## Exercise details
Present the following data again exactly as it is shown.

## Records to process
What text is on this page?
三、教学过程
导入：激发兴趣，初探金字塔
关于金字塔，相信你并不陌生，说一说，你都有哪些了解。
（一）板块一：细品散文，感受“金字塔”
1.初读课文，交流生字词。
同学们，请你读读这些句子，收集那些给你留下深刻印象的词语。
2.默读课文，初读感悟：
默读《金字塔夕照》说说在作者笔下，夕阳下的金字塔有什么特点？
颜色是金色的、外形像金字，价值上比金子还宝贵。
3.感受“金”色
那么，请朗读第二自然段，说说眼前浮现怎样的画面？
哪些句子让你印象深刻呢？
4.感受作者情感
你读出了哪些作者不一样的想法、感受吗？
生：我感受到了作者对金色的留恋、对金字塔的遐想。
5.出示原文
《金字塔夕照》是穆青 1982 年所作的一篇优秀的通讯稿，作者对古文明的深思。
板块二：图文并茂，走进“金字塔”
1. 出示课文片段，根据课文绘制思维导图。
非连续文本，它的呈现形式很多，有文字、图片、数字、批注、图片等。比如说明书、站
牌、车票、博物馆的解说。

## Finished exercise
What text is on this page?
三、教学过程
导入：激发兴趣，初探金字塔
关于金字塔，相信你并不陌生，说一说，你都有哪些了解。
（一）板块一：细品散文，感受“金字塔”
1.初读课文，交流生字词。
同学们，请你读读这些句子，收集那些给你留下深刻印象的词语。
2.默读课文，初读感悟：
默读《金字塔夕照》说说在作者笔下，夕阳下的金字塔有什么特点？
颜色是金色的、外形像金字，价值上比金子还宝贵。
3.感受“金”色
那么，请朗读第二自然段，说说眼前浮现怎样的画面？
哪些句子让你印象深刻呢？
4.感受作者情感
你读出了哪些作者不一样的想法、感受吗？
生：我感受到了作者对金色的留恋、对金字塔的遐想。
5.出示原文
《金字塔夕照》是穆青 1982 年所作的一篇优秀的通讯稿，作者对古文明的深思。
板块二：图文并茂，走进“金字塔”
1. 出示课文片段，根据课文绘制思维导图。
非连续文本，它的呈现形式很多，有文字、图片、数字、批注、图片等。比如说明书、站
牌、车票、博物馆的解说。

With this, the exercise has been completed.